*** Data for the task Section Begins ***

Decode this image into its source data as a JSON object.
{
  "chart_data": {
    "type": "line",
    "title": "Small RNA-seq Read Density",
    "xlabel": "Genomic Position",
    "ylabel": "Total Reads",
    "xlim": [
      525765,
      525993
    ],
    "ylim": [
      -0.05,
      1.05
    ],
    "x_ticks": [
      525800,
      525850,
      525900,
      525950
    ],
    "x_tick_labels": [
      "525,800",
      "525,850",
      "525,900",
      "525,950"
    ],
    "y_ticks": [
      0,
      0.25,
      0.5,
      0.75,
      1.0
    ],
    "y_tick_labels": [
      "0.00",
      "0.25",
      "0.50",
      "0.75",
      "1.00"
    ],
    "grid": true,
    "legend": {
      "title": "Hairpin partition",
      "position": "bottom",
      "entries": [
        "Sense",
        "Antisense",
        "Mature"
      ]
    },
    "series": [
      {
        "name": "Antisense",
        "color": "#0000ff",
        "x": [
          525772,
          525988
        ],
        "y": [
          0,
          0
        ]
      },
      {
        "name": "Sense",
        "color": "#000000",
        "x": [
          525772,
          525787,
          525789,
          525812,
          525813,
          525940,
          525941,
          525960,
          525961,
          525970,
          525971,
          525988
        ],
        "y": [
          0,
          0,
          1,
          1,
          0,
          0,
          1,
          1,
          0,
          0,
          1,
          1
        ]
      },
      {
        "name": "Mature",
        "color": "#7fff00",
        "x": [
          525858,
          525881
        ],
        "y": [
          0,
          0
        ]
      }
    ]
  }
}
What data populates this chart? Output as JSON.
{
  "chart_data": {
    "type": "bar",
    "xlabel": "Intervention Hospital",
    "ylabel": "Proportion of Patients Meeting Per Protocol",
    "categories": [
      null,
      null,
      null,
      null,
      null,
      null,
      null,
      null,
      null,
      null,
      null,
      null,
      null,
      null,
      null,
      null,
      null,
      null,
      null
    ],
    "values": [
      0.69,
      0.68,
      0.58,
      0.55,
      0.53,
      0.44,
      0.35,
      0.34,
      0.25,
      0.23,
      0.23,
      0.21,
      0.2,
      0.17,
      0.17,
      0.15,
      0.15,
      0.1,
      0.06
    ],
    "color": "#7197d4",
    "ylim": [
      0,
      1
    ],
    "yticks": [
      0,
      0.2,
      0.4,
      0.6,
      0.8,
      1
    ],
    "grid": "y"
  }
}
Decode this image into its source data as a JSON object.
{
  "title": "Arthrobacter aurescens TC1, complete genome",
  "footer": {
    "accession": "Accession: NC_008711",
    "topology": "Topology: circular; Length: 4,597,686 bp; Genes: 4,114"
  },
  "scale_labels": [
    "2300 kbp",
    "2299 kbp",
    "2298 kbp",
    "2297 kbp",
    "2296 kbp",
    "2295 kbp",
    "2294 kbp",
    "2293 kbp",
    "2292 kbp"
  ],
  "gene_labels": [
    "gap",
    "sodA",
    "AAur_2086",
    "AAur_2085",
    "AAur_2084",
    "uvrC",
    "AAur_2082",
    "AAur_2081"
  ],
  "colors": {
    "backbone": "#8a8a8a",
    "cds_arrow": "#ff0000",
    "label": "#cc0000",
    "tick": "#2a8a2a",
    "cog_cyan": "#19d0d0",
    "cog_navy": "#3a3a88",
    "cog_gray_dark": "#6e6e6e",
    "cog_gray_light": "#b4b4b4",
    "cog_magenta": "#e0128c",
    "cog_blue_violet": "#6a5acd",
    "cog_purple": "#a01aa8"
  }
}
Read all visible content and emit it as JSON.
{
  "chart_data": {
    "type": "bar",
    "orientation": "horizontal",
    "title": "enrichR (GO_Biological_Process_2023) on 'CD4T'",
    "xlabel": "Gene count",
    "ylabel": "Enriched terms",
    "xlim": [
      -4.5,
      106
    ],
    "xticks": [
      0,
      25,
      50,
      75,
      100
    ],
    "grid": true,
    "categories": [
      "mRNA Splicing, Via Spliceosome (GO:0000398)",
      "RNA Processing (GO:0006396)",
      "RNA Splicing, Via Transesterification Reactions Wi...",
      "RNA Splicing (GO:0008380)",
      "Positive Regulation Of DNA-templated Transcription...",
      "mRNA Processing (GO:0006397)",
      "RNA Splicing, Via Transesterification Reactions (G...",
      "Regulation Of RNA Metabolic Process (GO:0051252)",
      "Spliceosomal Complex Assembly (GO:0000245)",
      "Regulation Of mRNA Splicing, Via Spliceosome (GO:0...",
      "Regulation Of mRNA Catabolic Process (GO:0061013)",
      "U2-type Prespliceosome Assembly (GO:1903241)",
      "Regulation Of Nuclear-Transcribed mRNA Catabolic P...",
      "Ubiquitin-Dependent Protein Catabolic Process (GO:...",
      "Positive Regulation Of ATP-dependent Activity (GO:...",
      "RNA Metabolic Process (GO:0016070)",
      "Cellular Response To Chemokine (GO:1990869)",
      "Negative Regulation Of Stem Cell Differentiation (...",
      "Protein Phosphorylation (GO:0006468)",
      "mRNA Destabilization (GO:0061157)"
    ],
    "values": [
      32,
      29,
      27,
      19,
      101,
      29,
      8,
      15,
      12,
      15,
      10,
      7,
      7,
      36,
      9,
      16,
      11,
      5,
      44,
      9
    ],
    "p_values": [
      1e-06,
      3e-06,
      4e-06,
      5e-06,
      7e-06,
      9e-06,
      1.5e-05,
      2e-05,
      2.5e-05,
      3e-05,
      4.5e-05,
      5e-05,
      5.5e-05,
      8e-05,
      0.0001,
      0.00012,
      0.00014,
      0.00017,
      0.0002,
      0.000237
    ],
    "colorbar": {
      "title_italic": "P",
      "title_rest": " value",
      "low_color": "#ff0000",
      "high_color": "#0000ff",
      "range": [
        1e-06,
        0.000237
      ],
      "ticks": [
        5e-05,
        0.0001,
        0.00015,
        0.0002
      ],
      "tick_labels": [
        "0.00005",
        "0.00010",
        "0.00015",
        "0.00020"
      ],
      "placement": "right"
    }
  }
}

*** Data for the task Section Ends ***

## What is expected
Copy every line of the listing that contains the word "Assembly".

## Task solution
      "Spliceosomal Complex Assembly (GO:0000245)",
      "U2-type Prespliceosome Assembly (GO:1903241)",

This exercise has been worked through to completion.